Requirements:
Exact repetition is required: output every record in full.

Provided records:
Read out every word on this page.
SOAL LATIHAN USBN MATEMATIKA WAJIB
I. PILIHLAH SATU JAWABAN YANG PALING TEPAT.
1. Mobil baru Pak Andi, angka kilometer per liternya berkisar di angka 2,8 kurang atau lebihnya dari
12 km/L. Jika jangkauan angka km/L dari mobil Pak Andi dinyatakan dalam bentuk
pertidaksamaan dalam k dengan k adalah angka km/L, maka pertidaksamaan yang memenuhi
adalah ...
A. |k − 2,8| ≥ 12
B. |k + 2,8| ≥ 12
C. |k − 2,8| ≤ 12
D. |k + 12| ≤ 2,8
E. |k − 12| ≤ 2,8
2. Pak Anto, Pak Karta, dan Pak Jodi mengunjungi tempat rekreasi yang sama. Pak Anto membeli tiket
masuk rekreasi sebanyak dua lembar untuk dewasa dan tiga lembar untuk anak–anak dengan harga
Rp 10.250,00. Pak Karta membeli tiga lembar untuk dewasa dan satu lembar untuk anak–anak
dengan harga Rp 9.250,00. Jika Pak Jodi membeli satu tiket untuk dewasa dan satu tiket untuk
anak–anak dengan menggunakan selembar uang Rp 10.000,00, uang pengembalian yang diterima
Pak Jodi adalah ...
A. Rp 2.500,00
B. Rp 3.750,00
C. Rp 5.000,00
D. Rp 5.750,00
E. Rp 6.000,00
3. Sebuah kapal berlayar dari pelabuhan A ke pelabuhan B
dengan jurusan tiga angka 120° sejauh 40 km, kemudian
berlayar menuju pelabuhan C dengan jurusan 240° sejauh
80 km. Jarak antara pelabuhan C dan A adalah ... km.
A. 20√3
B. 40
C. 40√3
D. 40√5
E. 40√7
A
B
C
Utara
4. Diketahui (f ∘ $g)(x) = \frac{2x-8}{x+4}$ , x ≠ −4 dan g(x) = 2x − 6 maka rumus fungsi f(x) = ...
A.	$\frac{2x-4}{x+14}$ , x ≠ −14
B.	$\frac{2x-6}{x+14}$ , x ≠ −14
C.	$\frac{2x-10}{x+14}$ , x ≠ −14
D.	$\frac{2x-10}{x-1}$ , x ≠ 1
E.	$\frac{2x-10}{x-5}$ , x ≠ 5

Answer for this exercise:
Read out every word on this page.
SOAL LATIHAN USBN MATEMATIKA WAJIB
I. PILIHLAH SATU JAWABAN YANG PALING TEPAT.
1. Mobil baru Pak Andi, angka kilometer per liternya berkisar di angka 2,8 kurang atau lebihnya dari
12 km/L. Jika jangkauan angka km/L dari mobil Pak Andi dinyatakan dalam bentuk
pertidaksamaan dalam k dengan k adalah angka km/L, maka pertidaksamaan yang memenuhi
adalah ...
A. |k − 2,8| ≥ 12
B. |k + 2,8| ≥ 12
C. |k − 2,8| ≤ 12
D. |k + 12| ≤ 2,8
E. |k − 12| ≤ 2,8
2. Pak Anto, Pak Karta, dan Pak Jodi mengunjungi tempat rekreasi yang sama. Pak Anto membeli tiket
masuk rekreasi sebanyak dua lembar untuk dewasa dan tiga lembar untuk anak–anak dengan harga
Rp 10.250,00. Pak Karta membeli tiga lembar untuk dewasa dan satu lembar untuk anak–anak
dengan harga Rp 9.250,00. Jika Pak Jodi membeli satu tiket untuk dewasa dan satu tiket untuk
anak–anak dengan menggunakan selembar uang Rp 10.000,00, uang pengembalian yang diterima
Pak Jodi adalah ...
A. Rp 2.500,00
B. Rp 3.750,00
C. Rp 5.000,00
D. Rp 5.750,00
E. Rp 6.000,00
3. Sebuah kapal berlayar dari pelabuhan A ke pelabuhan B
dengan jurusan tiga angka 120° sejauh 40 km, kemudian
berlayar menuju pelabuhan C dengan jurusan 240° sejauh
80 km. Jarak antara pelabuhan C dan A adalah ... km.
A. 20√3
B. 40
C. 40√3
D. 40√5
E. 40√7
A
B
C
Utara
4. Diketahui (f ∘ $g)(x) = \frac{2x-8}{x+4}$ , x ≠ −4 dan g(x) = 2x − 6 maka rumus fungsi f(x) = ...
A.	$\frac{2x-4}{x+14}$ , x ≠ −14
B.	$\frac{2x-6}{x+14}$ , x ≠ −14
C.	$\frac{2x-10}{x+14}$ , x ≠ −14
D.	$\frac{2x-10}{x-1}$ , x ≠ 1
E.	$\frac{2x-10}{x-5}$ , x ≠ 5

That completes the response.